* _Stated task_
Find the lines containing the word "screenshot" and copy every one of them.

(begin)

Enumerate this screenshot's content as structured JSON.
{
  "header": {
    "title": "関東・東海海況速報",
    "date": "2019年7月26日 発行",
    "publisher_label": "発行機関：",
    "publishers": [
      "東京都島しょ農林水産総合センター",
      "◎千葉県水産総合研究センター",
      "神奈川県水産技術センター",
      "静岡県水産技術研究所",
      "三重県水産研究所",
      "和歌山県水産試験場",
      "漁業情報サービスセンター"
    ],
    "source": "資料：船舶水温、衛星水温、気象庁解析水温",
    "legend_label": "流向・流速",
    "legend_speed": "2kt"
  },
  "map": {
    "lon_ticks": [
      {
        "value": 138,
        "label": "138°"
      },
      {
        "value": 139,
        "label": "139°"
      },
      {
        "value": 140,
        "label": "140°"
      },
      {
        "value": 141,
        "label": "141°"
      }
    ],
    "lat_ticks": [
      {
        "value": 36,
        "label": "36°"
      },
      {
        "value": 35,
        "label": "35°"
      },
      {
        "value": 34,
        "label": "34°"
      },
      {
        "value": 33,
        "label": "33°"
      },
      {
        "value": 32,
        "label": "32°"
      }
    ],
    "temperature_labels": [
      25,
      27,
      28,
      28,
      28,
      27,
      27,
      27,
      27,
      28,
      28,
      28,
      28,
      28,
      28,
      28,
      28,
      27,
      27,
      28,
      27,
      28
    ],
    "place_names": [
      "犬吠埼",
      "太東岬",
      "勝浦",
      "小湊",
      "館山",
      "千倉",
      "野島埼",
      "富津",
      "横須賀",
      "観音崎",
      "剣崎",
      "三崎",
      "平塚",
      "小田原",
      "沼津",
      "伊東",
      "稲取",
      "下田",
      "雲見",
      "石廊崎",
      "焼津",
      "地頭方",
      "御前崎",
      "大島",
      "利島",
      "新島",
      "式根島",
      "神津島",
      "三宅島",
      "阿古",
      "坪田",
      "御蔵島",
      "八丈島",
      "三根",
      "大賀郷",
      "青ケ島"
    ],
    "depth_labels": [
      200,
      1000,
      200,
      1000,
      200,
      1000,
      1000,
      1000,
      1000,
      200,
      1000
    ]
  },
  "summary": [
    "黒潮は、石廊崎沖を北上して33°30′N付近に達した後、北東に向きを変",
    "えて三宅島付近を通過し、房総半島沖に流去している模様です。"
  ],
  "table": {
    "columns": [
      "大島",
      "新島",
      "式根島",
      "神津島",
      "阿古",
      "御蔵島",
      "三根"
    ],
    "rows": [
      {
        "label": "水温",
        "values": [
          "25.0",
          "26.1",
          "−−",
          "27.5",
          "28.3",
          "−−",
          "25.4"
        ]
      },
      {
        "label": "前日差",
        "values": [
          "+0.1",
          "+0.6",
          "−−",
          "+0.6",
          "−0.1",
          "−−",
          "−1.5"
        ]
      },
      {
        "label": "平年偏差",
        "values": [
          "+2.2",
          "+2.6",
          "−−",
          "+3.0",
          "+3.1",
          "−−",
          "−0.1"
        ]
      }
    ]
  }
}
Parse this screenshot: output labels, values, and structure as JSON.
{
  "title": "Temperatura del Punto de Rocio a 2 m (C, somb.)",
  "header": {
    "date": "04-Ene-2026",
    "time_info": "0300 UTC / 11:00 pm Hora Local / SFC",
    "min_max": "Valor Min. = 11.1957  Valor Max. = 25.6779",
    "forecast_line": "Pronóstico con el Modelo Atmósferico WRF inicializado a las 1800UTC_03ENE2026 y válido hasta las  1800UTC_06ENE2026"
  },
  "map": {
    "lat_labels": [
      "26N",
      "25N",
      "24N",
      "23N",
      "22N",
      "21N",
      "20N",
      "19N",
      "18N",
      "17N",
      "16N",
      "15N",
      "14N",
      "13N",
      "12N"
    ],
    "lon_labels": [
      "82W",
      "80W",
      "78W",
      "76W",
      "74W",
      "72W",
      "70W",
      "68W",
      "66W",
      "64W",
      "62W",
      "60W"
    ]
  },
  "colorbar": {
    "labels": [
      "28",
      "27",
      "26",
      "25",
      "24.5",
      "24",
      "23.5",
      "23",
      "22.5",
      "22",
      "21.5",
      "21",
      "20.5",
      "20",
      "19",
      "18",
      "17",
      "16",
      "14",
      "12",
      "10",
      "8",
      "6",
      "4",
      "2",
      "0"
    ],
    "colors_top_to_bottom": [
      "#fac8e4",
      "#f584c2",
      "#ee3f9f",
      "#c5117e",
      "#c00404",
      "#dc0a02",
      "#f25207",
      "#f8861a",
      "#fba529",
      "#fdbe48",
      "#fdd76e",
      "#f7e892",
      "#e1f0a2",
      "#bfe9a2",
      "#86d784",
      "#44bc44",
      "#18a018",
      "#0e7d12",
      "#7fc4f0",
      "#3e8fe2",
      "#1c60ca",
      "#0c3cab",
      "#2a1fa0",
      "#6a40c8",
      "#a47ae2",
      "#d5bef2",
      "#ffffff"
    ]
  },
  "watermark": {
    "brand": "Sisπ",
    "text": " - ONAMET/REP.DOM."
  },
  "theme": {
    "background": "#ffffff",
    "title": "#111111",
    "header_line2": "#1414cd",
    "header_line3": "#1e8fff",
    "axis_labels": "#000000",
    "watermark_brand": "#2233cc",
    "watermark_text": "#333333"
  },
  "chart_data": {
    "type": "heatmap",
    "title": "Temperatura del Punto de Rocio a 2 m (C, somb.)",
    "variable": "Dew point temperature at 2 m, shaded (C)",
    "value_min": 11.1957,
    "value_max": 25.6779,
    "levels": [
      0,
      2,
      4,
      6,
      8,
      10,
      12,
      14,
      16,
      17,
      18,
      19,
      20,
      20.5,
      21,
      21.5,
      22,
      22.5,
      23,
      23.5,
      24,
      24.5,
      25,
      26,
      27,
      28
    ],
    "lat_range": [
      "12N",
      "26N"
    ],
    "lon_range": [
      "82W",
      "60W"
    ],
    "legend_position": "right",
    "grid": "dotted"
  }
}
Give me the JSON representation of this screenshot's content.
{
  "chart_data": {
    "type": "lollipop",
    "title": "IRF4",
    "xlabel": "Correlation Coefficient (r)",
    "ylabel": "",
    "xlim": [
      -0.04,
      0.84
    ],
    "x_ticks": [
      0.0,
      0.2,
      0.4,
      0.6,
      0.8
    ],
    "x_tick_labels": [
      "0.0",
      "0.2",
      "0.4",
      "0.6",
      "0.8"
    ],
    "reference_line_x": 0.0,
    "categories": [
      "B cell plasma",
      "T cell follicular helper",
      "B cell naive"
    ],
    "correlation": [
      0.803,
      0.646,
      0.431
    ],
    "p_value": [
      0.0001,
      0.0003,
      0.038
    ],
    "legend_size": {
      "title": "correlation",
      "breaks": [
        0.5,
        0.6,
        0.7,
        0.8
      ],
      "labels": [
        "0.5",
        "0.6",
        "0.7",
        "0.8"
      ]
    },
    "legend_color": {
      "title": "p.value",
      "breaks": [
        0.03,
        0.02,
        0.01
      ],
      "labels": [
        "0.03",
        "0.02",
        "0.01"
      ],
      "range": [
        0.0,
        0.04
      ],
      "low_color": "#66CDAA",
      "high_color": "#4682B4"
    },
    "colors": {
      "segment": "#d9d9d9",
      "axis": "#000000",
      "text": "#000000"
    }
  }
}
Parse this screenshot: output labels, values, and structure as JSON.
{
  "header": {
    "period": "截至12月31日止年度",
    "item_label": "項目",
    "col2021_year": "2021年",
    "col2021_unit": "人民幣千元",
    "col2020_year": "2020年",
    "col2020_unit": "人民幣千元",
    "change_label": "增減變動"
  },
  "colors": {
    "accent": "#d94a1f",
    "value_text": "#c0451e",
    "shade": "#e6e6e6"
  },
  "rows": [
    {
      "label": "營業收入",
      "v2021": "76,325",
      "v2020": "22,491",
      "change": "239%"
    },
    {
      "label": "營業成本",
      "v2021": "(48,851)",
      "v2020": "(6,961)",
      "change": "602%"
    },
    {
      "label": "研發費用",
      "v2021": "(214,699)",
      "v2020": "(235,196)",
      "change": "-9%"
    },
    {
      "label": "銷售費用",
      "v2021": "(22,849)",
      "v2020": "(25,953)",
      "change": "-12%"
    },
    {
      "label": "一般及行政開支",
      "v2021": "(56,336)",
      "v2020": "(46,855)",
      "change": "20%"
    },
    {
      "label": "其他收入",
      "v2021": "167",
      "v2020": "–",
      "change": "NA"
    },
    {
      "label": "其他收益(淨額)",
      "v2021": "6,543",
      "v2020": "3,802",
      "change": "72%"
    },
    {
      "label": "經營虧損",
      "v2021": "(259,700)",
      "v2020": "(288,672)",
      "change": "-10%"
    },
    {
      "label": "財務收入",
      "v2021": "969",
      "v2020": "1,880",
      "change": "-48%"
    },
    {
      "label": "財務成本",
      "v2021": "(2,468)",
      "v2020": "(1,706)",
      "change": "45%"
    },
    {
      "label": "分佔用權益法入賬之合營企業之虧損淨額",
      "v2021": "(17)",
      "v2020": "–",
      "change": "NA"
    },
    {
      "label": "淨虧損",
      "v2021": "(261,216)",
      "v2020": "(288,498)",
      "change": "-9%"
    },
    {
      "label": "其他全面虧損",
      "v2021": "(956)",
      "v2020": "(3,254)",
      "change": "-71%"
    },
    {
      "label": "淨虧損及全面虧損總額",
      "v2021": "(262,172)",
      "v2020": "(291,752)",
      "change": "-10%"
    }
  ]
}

(end)

* _Solution to this problem_
Enumerate this screenshot's content as structured JSON.
Parse this screenshot: output labels, values, and structure as JSON.
Give me the JSON representation of this screenshot's content.
Parse this screenshot: output labels, values, and structure as JSON.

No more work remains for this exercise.